Using the records that follow, copy every line containing the word "Товары".

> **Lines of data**
::::::::::
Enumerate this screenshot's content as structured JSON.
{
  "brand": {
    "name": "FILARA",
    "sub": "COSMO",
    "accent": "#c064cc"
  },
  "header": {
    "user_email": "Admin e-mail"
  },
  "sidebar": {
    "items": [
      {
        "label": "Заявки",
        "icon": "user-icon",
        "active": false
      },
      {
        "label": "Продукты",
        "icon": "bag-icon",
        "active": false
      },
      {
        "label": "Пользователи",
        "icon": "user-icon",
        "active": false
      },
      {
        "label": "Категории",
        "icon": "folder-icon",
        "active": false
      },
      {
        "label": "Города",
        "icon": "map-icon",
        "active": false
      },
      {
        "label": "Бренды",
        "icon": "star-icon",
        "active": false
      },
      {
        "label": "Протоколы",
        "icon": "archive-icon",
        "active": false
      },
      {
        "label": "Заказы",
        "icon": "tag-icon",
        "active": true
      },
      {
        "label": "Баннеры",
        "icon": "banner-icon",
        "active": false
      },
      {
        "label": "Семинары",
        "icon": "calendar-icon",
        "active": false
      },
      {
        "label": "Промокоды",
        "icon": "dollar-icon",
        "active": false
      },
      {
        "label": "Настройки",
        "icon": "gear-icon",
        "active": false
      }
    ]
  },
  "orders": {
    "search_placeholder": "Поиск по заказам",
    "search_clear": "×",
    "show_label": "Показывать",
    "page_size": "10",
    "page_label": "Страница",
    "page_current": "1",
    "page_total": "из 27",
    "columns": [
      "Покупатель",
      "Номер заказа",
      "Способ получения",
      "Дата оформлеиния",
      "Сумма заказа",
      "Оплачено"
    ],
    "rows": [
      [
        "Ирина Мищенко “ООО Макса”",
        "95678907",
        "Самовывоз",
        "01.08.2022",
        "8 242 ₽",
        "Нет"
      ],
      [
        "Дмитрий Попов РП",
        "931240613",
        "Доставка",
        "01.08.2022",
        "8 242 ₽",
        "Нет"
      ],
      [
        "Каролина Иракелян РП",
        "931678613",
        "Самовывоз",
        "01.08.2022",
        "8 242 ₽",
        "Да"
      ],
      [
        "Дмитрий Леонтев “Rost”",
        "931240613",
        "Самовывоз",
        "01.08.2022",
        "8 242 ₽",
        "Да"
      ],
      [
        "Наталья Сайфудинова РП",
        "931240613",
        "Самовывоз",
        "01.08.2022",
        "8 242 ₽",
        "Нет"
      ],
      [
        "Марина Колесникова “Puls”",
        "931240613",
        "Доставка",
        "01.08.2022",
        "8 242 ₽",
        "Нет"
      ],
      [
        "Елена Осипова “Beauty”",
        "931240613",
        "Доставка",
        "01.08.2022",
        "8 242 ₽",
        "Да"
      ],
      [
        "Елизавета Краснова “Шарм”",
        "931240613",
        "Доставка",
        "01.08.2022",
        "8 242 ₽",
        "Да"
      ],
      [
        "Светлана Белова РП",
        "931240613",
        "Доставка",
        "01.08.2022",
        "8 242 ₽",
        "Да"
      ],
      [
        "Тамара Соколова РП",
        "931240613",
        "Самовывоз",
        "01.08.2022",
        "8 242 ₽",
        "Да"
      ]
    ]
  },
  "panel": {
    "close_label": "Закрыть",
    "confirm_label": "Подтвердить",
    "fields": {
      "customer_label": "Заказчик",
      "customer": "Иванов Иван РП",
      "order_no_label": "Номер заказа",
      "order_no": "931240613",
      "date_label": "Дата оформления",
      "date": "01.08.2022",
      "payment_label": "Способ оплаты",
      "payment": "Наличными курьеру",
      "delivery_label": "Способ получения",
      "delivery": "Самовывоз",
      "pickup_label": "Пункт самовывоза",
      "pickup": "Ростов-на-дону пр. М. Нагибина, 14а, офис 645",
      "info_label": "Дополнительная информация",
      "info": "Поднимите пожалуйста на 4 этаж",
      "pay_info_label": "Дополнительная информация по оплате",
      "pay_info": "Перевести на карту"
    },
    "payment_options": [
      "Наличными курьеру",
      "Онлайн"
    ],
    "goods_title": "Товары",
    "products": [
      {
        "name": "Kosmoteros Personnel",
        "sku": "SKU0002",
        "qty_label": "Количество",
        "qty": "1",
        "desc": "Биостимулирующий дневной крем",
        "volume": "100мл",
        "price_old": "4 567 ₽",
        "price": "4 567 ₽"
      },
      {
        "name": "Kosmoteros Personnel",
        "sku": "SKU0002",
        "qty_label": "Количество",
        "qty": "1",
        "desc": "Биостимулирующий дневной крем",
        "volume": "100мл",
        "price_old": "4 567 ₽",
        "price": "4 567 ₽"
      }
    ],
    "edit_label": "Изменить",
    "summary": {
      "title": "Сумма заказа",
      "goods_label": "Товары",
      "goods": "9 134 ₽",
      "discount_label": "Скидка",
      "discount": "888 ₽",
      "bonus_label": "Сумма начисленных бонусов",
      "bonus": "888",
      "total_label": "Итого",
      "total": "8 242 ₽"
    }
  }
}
::::::::::
> **TASK OUTPUT**
    "goods_title": "Товары",
      "goods_label": "Товары",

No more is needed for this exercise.